Written task:
Your job is to retype all of the data word for word, leaving every image out.

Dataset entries
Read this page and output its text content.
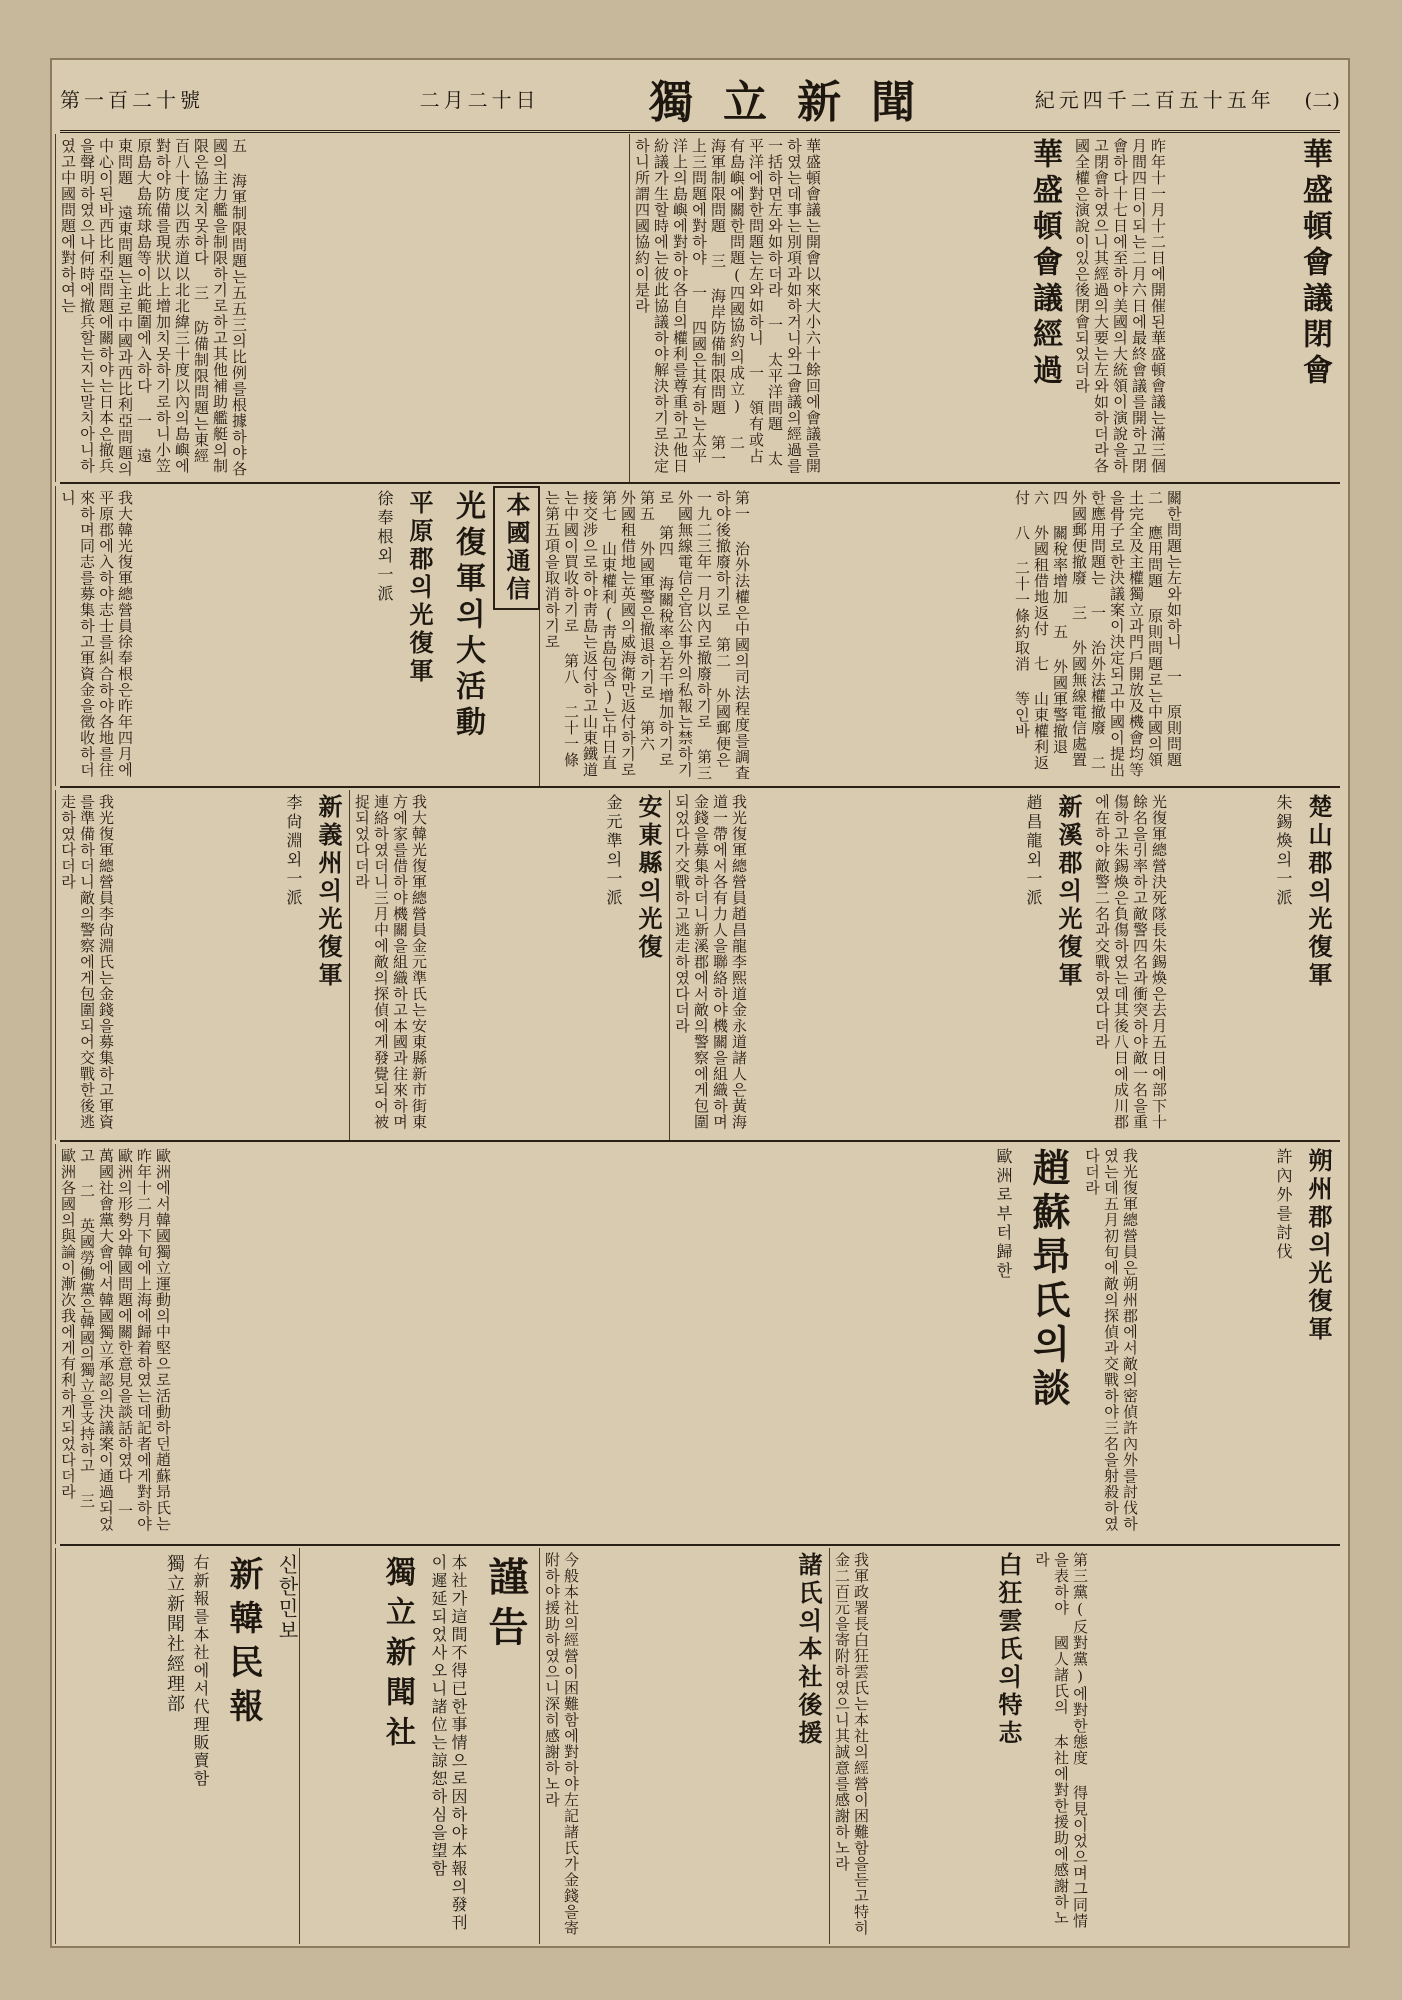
第一百二十號	二月二十日	獨立新聞	紀元四千二百五十五年 (二)
華盛頓會議閉會
昨年十一月十二日에開催된華盛頓會議는滿三個月間四日이되는二月六日에最終會議를開하고閉會하다十七日에至하야美國의大統領이演說을하고閉會하였으니其經過의大要는左와如하더라各國全權은演說이있은後閉會되었더라
華盛頓會議經過
華盛頓會議는開會以來大小六十餘回에會議를開하였는데事는別項과如하거니와그會議의經過를一括하면左와如하더라 一 太平洋問題 太平洋에對한問題는左와如하니 一 領有或占有島嶼에關한問題(四國協約의成立) 二 海軍制限問題 三 海岸防備制限問題 第一 上三問題에對하야 一 四國은其有하는太平洋上의島嶼에對하야各自의權利를尊重하고他日紛議가生할時에는彼此協議하야解決하기로決定하니所謂四國協約이是라
五 海軍制限問題는五五三의比例를根據하야各國의主力艦을制限하기로하고其他補助艦艇의制限은協定치못하다 三 防備制限問題는東經百八十度以西赤道以北北緯三十度以內의島嶼에對하야防備를現狀以上增加치못하기로하니小笠原島大島琉球島等이此範圍에入하다 一 遠東問題 遠東問題는主로中國과西比利亞問題의中心이된바西比利亞問題에關하야는日本은撤兵을聲明하였으나何時에撤兵할는지는말치아니하였고中國問題에對하여는
關한問題는左와如하니 一 原則問題 二 應用問題 原則問題로는中國의領土完全及主權獨立과門戶開放及機會均等을骨子로한決議案이決定되고中國이提出한應用問題는 一 治外法權撤廢 二 外國郵便撤廢 三 外國無線電信處置 四 關稅率增加 五 外國軍警撤退 六 外國租借地返付 七 山東權利返付 八 二十一條約取消 等인바
第一 治外法權은中國의司法程度를調査하야後撤廢하기로 第二 外國郵便은一九二三年一月以內로撤廢하기로 第三 外國無線電信은官公事外의私報는禁하기로 第四 海關稅率은若干增加하기로 第五 外國軍警은撤退하기로 第六 外國租借地는英國의威海衛만返付하기로 第七 山東權利(靑島包含)는中日直接交涉으로하야靑島는返付하고山東鐵道는中國이買收하기로 第八 二十一條는第五項을取消하기로
本國通信
光復軍의大活動
平原郡의光復軍
徐奉根외一派
我大韓光復軍總營員徐奉根은昨年四月에平原郡에入하야志士를糾合하야各地를往來하며同志를募集하고軍資金을徵收하더니
楚山郡의光復軍
朱錫煥의一派
光復軍總營決死隊長朱錫煥은去月五日에部下十餘名을引率하고敵警四名과衝突하야敵一名을重傷하고朱錫煥은負傷하였는데其後八日에成川郡에在하야敵警二名과交戰하였다더라
新溪郡의光復軍
趙昌龍외一派
我光復軍總營員趙昌龍李熙道金永道諸人은黃海道一帶에서各有力人을聯絡하야機關을組織하며金錢을募集하더니新溪郡에서敵의警察에게包圍되었다가交戰하고逃走하였다더라
安東縣의光復
金元準의一派
我大韓光復軍總營員金元準氏는安東縣新市街東方에家를借하야機關을組織하고本國과往來하며連絡하였더니三月中에敵의探偵에게發覺되어被捉되었다더라
新義州의光復軍
李尙淵외一派
我光復軍總營員李尙淵氏는金錢을募集하고軍資를準備하더니敵의警察에게包圍되어交戰한後逃走하였다더라
朔州郡의光復軍
許內外를討伐
我光復軍總營員은朔州郡에서敵의密偵許內外를討伐하였는데五月初旬에敵의探偵과交戰하야三名을射殺하였다더라
趙蘇昻氏의談
歐洲로부터歸한
歐洲에서韓國獨立運動의中堅으로活動하던趙蘇昻氏는昨年十二月下旬에上海에歸着하였는데記者에게對하야歐洲의形勢와韓國問題에關한意見을談話하였다 一 萬國社會黨大會에서韓國獨立承認의決議案이通過되었고 二 英國勞働黨은韓國의獨立을支持하고 三 歐洲各國의與論이漸次我에게有利하게되었다더라
第三黨(反對黨)에對한態度 得見이었으며그同情을表하야 國人諸氏의 本社에對한援助에感謝하노라
白狂雲氏의特志
我軍政署長白狂雲氏는本社의經營이困難함을듣고特히金二百元을寄附하였으니其誠意를感謝하노라
諸氏의本社後援
今般本社의經營이困難함에對하야左記諸氏가金錢을寄附하야援助하였으니深히感謝하노라
謹告
本社가這間不得已한事情으로因하야本報의發刊이遲延되었사오니諸位는諒恕하심을望함
獨立新聞社
신한민보
新韓民報
右新報를本社에서代理販賣함
獨立新聞社經理部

In response:
Read this page and output its text content.
第一百二十號	二月二十日	獨立新聞	紀元四千二百五十五年 (二)
華盛頓會議閉會
昨年十一月十二日에開催된華盛頓會議는滿三個月間四日이되는二月六日에最終會議를開하고閉會하다十七日에至하야美國의大統領이演說을하고閉會하였으니其經過의大要는左와如하더라各國全權은演說이있은後閉會되었더라
華盛頓會議經過
華盛頓會議는開會以來大小六十餘回에會議를開하였는데事는別項과如하거니와그會議의經過를一括하면左와如하더라 一 太平洋問題 太平洋에對한問題는左와如하니 一 領有或占有島嶼에關한問題(四國協約의成立) 二 海軍制限問題 三 海岸防備制限問題 第一 上三問題에對하야 一 四國은其有하는太平洋上의島嶼에對하야各自의權利를尊重하고他日紛議가生할時에는彼此協議하야解決하기로決定하니所謂四國協約이是라
五 海軍制限問題는五五三의比例를根據하야各國의主力艦을制限하기로하고其他補助艦艇의制限은協定치못하다 三 防備制限問題는東經百八十度以西赤道以北北緯三十度以內의島嶼에對하야防備를現狀以上增加치못하기로하니小笠原島大島琉球島等이此範圍에入하다 一 遠東問題 遠東問題는主로中國과西比利亞問題의中心이된바西比利亞問題에關하야는日本은撤兵을聲明하였으나何時에撤兵할는지는말치아니하였고中國問題에對하여는
關한問題는左와如하니 一 原則問題 二 應用問題 原則問題로는中國의領土完全及主權獨立과門戶開放及機會均等을骨子로한決議案이決定되고中國이提出한應用問題는 一 治外法權撤廢 二 外國郵便撤廢 三 外國無線電信處置 四 關稅率增加 五 外國軍警撤退 六 外國租借地返付 七 山東權利返付 八 二十一條約取消 等인바
第一 治外法權은中國의司法程度를調査하야後撤廢하기로 第二 外國郵便은一九二三年一月以內로撤廢하기로 第三 外國無線電信은官公事外의私報는禁하기로 第四 海關稅率은若干增加하기로 第五 外國軍警은撤退하기로 第六 外國租借地는英國의威海衛만返付하기로 第七 山東權利(靑島包含)는中日直接交涉으로하야靑島는返付하고山東鐵道는中國이買收하기로 第八 二十一條는第五項을取消하기로
本國通信
光復軍의大活動
平原郡의光復軍
徐奉根외一派
我大韓光復軍總營員徐奉根은昨年四月에平原郡에入하야志士를糾合하야各地를往來하며同志를募集하고軍資金을徵收하더니
楚山郡의光復軍
朱錫煥의一派
光復軍總營決死隊長朱錫煥은去月五日에部下十餘名을引率하고敵警四名과衝突하야敵一名을重傷하고朱錫煥은負傷하였는데其後八日에成川郡에在하야敵警二名과交戰하였다더라
新溪郡의光復軍
趙昌龍외一派
我光復軍總營員趙昌龍李熙道金永道諸人은黃海道一帶에서各有力人을聯絡하야機關을組織하며金錢을募集하더니新溪郡에서敵의警察에게包圍되었다가交戰하고逃走하였다더라
安東縣의光復
金元準의一派
我大韓光復軍總營員金元準氏는安東縣新市街東方에家를借하야機關을組織하고本國과往來하며連絡하였더니三月中에敵의探偵에게發覺되어被捉되었다더라
新義州의光復軍
李尙淵외一派
我光復軍總營員李尙淵氏는金錢을募集하고軍資를準備하더니敵의警察에게包圍되어交戰한後逃走하였다더라
朔州郡의光復軍
許內外를討伐
我光復軍總營員은朔州郡에서敵의密偵許內外를討伐하였는데五月初旬에敵의探偵과交戰하야三名을射殺하였다더라
趙蘇昻氏의談
歐洲로부터歸한
歐洲에서韓國獨立運動의中堅으로活動하던趙蘇昻氏는昨年十二月下旬에上海에歸着하였는데記者에게對하야歐洲의形勢와韓國問題에關한意見을談話하였다 一 萬國社會黨大會에서韓國獨立承認의決議案이通過되었고 二 英國勞働黨은韓國의獨立을支持하고 三 歐洲各國의與論이漸次我에게有利하게되었다더라
第三黨(反對黨)에對한態度 得見이었으며그同情을表하야 國人諸氏의 本社에對한援助에感謝하노라
白狂雲氏의特志
我軍政署長白狂雲氏는本社의經營이困難함을듣고特히金二百元을寄附하였으니其誠意를感謝하노라
諸氏의本社後援
今般本社의經營이困難함에對하야左記諸氏가金錢을寄附하야援助하였으니深히感謝하노라
謹告
本社가這間不得已한事情으로因하야本報의發刊이遲延되었사오니諸位는諒恕하심을望함
獨立新聞社
신한민보
新韓民報
右新報를本社에서代理販賣함
獨立新聞社經理部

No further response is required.